--- BEGIN ---

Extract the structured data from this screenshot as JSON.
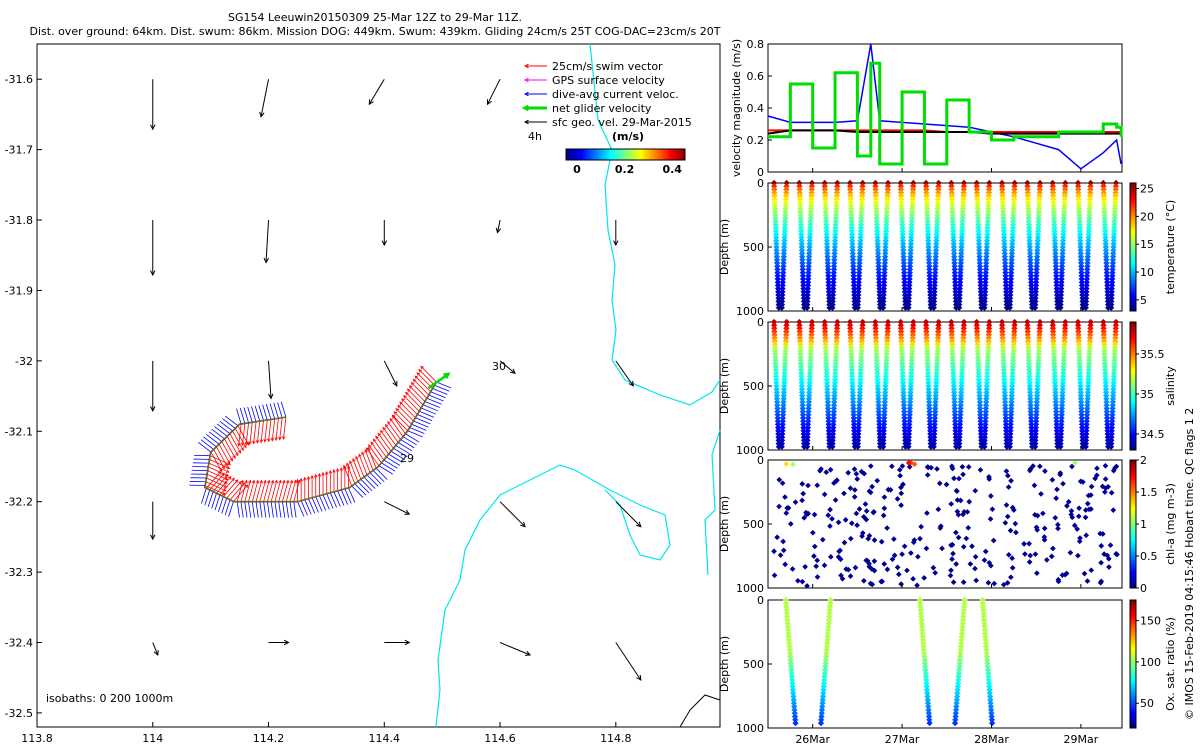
{
  "header": {
    "title": "SG154 Leeuwin20150309 25-Mar 12Z to 29-Mar 11Z.",
    "subtitle": "Dist. over ground: 64km. Dist. swum: 86km. Mission DOG: 449km. Swum: 439km. Gliding 24cm/s 25T COG-DAC=23cm/s 20T"
  },
  "map": {
    "legend": [
      {
        "label": "25cm/s swim vector",
        "color": "#ff0000"
      },
      {
        "label": "GPS surface velocity",
        "color": "#ff00ff"
      },
      {
        "label": "dive-avg current veloc.",
        "color": "#0000ff"
      },
      {
        "label": "net glider velocity",
        "color": "#00dd00"
      },
      {
        "label": "sfc geo. vel. 29-Mar-2015",
        "color": "#000000"
      }
    ],
    "colorbar_label": "(m/s)",
    "colorbar_ticks": [
      "0",
      "0.2",
      "0.4"
    ],
    "colorbar_side_label": "4h",
    "isobaths_note": "isobaths: 0   200   1000m",
    "day_markers": [
      "30",
      "29"
    ],
    "coastline_color": "#00e5ee"
  },
  "chart_data": [
    {
      "type": "map",
      "xlim": [
        113.8,
        114.98
      ],
      "ylim": [
        -32.52,
        -31.55
      ],
      "x_ticks": [
        "113.8",
        "114",
        "114.2",
        "114.4",
        "114.6",
        "114.8"
      ],
      "y_ticks": [
        "-31.6",
        "-31.7",
        "-31.8",
        "-31.9",
        "-32",
        "-32.1",
        "-32.2",
        "-32.3",
        "-32.4",
        "-32.5"
      ],
      "geostrophic_vectors": [
        {
          "lon": 114.0,
          "lat": -31.6,
          "u": 0.0,
          "v": -0.2
        },
        {
          "lon": 114.2,
          "lat": -31.6,
          "u": -0.03,
          "v": -0.15
        },
        {
          "lon": 114.4,
          "lat": -31.6,
          "u": -0.06,
          "v": -0.1
        },
        {
          "lon": 114.6,
          "lat": -31.6,
          "u": -0.05,
          "v": -0.1
        },
        {
          "lon": 114.0,
          "lat": -31.8,
          "u": 0.0,
          "v": -0.22
        },
        {
          "lon": 114.2,
          "lat": -31.8,
          "u": -0.01,
          "v": -0.17
        },
        {
          "lon": 114.4,
          "lat": -31.8,
          "u": 0.0,
          "v": -0.1
        },
        {
          "lon": 114.6,
          "lat": -31.8,
          "u": -0.01,
          "v": -0.05
        },
        {
          "lon": 114.8,
          "lat": -31.8,
          "u": 0.0,
          "v": -0.1
        },
        {
          "lon": 114.0,
          "lat": -32.0,
          "u": 0.0,
          "v": -0.2
        },
        {
          "lon": 114.2,
          "lat": -32.0,
          "u": 0.01,
          "v": -0.15
        },
        {
          "lon": 114.4,
          "lat": -32.0,
          "u": 0.05,
          "v": -0.1
        },
        {
          "lon": 114.6,
          "lat": -32.0,
          "u": 0.06,
          "v": -0.05
        },
        {
          "lon": 114.8,
          "lat": -32.0,
          "u": 0.07,
          "v": -0.1
        },
        {
          "lon": 114.0,
          "lat": -32.2,
          "u": 0.0,
          "v": -0.15
        },
        {
          "lon": 114.4,
          "lat": -32.2,
          "u": 0.1,
          "v": -0.05
        },
        {
          "lon": 114.6,
          "lat": -32.2,
          "u": 0.1,
          "v": -0.1
        },
        {
          "lon": 114.8,
          "lat": -32.2,
          "u": 0.1,
          "v": -0.1
        },
        {
          "lon": 114.0,
          "lat": -32.4,
          "u": 0.02,
          "v": -0.05
        },
        {
          "lon": 114.2,
          "lat": -32.4,
          "u": 0.08,
          "v": 0.0
        },
        {
          "lon": 114.4,
          "lat": -32.4,
          "u": 0.1,
          "v": 0.0
        },
        {
          "lon": 114.6,
          "lat": -32.4,
          "u": 0.12,
          "v": -0.05
        },
        {
          "lon": 114.8,
          "lat": -32.4,
          "u": 0.1,
          "v": -0.15
        }
      ],
      "track": [
        {
          "lon": 114.23,
          "lat": -32.08
        },
        {
          "lon": 114.15,
          "lat": -32.09
        },
        {
          "lon": 114.1,
          "lat": -32.13
        },
        {
          "lon": 114.09,
          "lat": -32.18
        },
        {
          "lon": 114.14,
          "lat": -32.2
        },
        {
          "lon": 114.25,
          "lat": -32.2
        },
        {
          "lon": 114.34,
          "lat": -32.18
        },
        {
          "lon": 114.39,
          "lat": -32.15
        },
        {
          "lon": 114.44,
          "lat": -32.1
        },
        {
          "lon": 114.49,
          "lat": -32.03
        }
      ]
    },
    {
      "type": "line",
      "ylabel": "velocity magnitude (m/s)",
      "ylim": [
        0,
        0.8
      ],
      "y_ticks": [
        "0",
        "0.2",
        "0.4",
        "0.6",
        "0.8"
      ],
      "x": [
        25.5,
        25.75,
        26.0,
        26.25,
        26.5,
        26.65,
        26.75,
        27.0,
        27.25,
        27.5,
        27.75,
        28.0,
        28.25,
        28.5,
        28.75,
        29.0,
        29.25,
        29.4,
        29.45
      ],
      "series": [
        {
          "color": "#0000ff",
          "values": [
            0.35,
            0.31,
            0.31,
            0.31,
            0.32,
            0.8,
            0.32,
            0.31,
            0.3,
            0.29,
            0.28,
            0.25,
            0.22,
            0.18,
            0.14,
            0.02,
            0.12,
            0.2,
            0.05
          ]
        },
        {
          "color": "#ff0000",
          "values": [
            0.26,
            0.26,
            0.26,
            0.26,
            0.26,
            0.26,
            0.26,
            0.26,
            0.26,
            0.25,
            0.25,
            0.25,
            0.25,
            0.25,
            0.25,
            0.25,
            0.25,
            0.25,
            0.25
          ]
        },
        {
          "color": "#000000",
          "values": [
            0.24,
            0.26,
            0.26,
            0.26,
            0.25,
            0.25,
            0.25,
            0.25,
            0.25,
            0.25,
            0.25,
            0.24,
            0.24,
            0.24,
            0.24,
            0.24,
            0.24,
            0.24,
            0.24
          ]
        },
        {
          "color": "#00dd00",
          "values": [
            0.22,
            0.55,
            0.15,
            0.62,
            0.1,
            0.68,
            0.05,
            0.5,
            0.05,
            0.45,
            0.25,
            0.2,
            0.22,
            0.22,
            0.25,
            0.25,
            0.3,
            0.28,
            0.22
          ]
        }
      ]
    },
    {
      "type": "scatter",
      "variable": "temperature",
      "ylabel": "Depth (m)",
      "ylim": [
        0,
        1000
      ],
      "y_ticks": [
        "0",
        "500",
        "1000"
      ],
      "colorbar_label": "temperature (°C)",
      "colorbar_ticks": [
        "5",
        "10",
        "15",
        "20",
        "25"
      ],
      "clim": [
        3,
        26
      ],
      "profiles_per_day": 7,
      "profile_count": 28
    },
    {
      "type": "scatter",
      "variable": "salinity",
      "ylabel": "Depth (m)",
      "ylim": [
        0,
        1000
      ],
      "y_ticks": [
        "0",
        "500",
        "1000"
      ],
      "colorbar_label": "salinity",
      "colorbar_ticks": [
        "34.5",
        "35",
        "35.5"
      ],
      "clim": [
        34.3,
        35.9
      ],
      "profile_count": 28
    },
    {
      "type": "scatter",
      "variable": "chl-a",
      "ylabel": "Depth (m)",
      "ylim": [
        0,
        1000
      ],
      "y_ticks": [
        "0",
        "500",
        "1000"
      ],
      "colorbar_label": "chl-a (mg m-3)",
      "colorbar_ticks": [
        "0",
        "0.5",
        "1",
        "1.5",
        "2"
      ],
      "clim": [
        0,
        2
      ]
    },
    {
      "type": "scatter",
      "variable": "Ox. sat. ratio",
      "ylabel": "Depth (m)",
      "ylim": [
        0,
        1000
      ],
      "y_ticks": [
        "0",
        "500",
        "1000"
      ],
      "colorbar_label": "Ox. sat. ratio (%)",
      "colorbar_ticks": [
        "50",
        "100",
        "150"
      ],
      "clim": [
        20,
        175
      ],
      "x_ticks": [
        "26Mar",
        "27Mar",
        "28Mar",
        "29Mar"
      ],
      "x_tick_values": [
        26,
        27,
        28,
        29
      ],
      "xlim": [
        25.5,
        29.46
      ],
      "profile_days": [
        25.7,
        26.2,
        27.2,
        27.7,
        27.9
      ]
    }
  ],
  "footer": {
    "credit": "© IMOS 15-Feb-2019 04:15:46 Hobart time. QC flags 1  2"
  }
}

--- END ---

Pick out every line above that holds the word "temperature" and copy it.

▶ [Solution to this task]
      "variable": "temperature",
      "colorbar_label": "temperature (°C)",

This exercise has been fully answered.